■ EXERCISE REQUIREMENTS ■
From the listing below, pull out all lines with "document" in them.

■ THE RECORDS ■
───

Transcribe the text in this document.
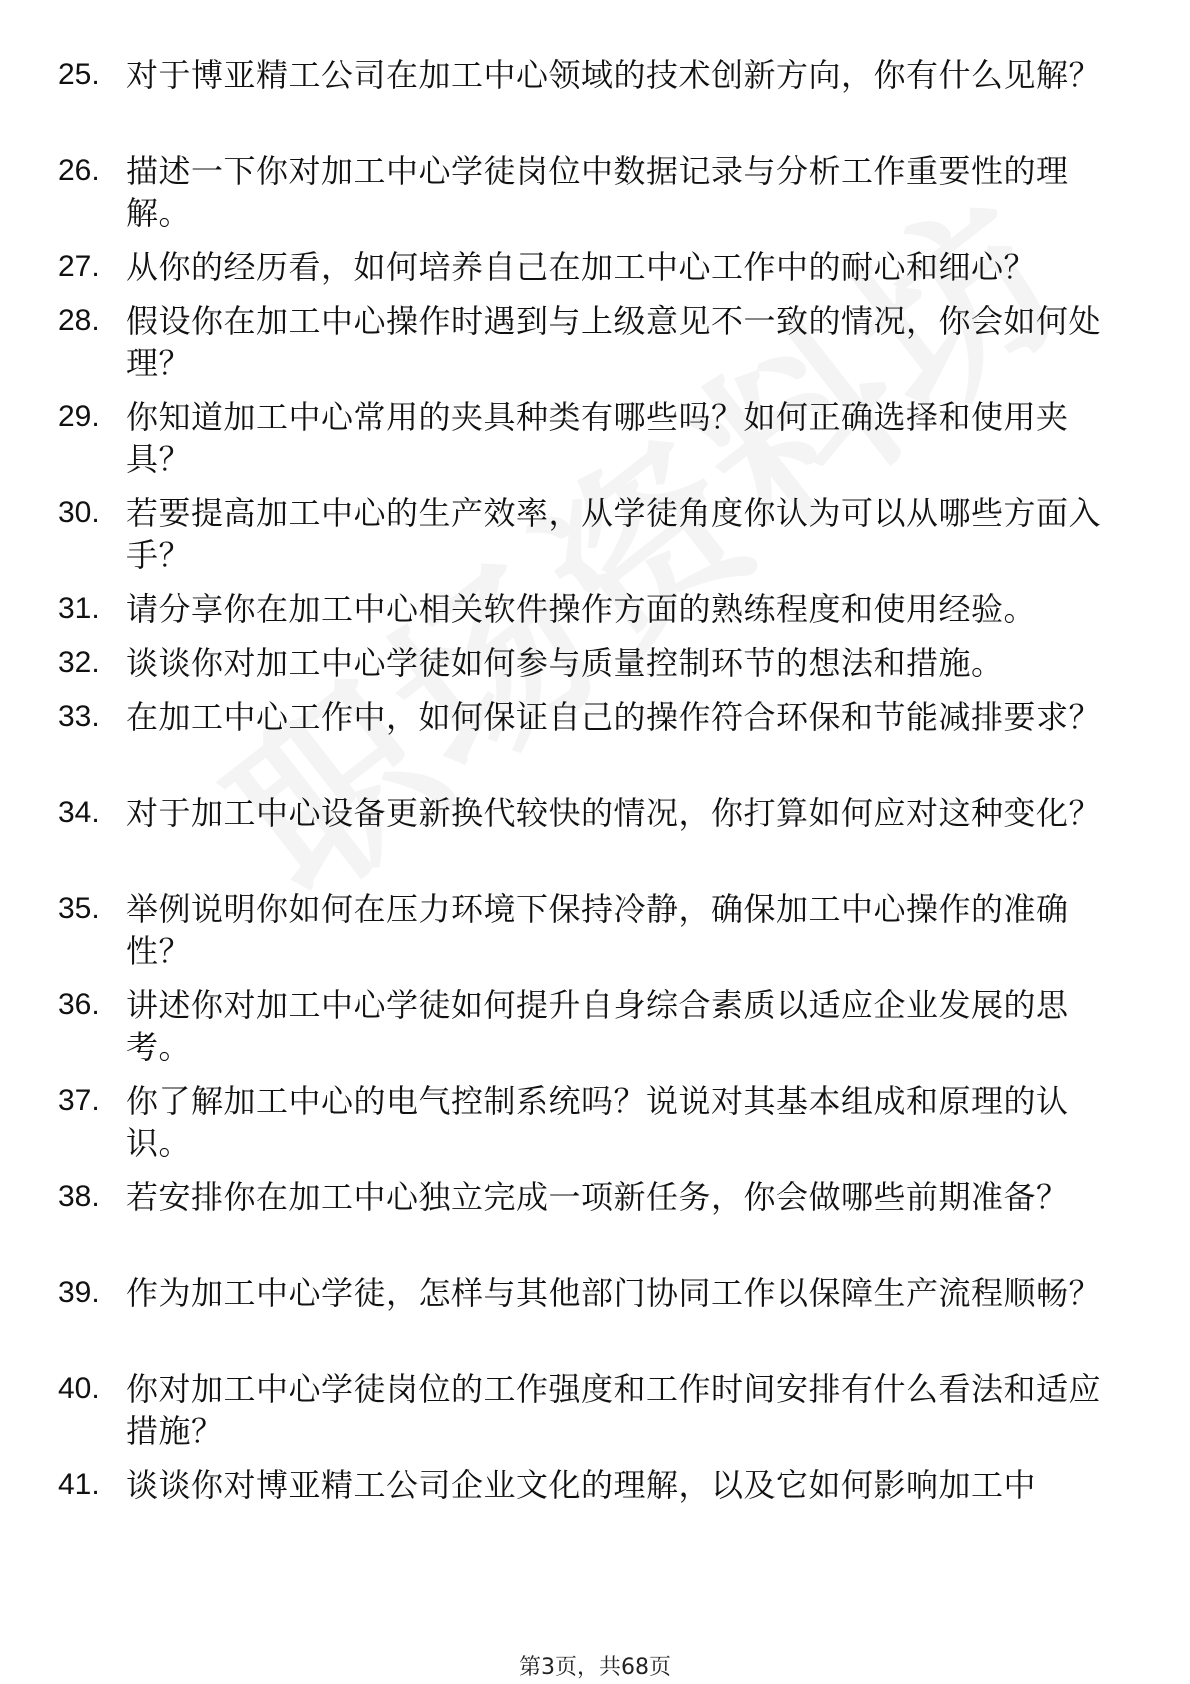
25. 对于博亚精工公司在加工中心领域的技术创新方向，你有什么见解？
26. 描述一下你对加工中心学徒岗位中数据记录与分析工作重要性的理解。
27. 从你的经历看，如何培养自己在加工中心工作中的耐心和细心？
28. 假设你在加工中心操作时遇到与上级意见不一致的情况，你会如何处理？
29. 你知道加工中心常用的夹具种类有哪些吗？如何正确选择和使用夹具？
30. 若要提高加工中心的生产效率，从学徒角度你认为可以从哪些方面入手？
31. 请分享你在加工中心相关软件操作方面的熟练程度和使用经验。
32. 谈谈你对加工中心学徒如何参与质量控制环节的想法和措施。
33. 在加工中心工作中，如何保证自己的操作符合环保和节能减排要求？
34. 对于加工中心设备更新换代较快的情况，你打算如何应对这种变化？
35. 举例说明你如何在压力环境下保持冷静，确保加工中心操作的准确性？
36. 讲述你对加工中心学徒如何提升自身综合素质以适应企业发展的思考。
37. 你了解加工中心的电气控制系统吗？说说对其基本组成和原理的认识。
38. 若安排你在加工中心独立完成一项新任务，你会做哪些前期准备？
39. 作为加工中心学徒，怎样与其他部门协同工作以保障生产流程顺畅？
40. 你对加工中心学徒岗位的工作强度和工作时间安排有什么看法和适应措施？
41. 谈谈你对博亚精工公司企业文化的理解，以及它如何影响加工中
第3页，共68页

───

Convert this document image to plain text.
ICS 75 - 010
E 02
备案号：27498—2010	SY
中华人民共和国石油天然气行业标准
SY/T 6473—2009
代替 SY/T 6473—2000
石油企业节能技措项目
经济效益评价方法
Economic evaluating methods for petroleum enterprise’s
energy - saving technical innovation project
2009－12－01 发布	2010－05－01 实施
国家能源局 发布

───

■ SOLUTION ■
Transcribe the text in this document.
Convert this document image to plain text.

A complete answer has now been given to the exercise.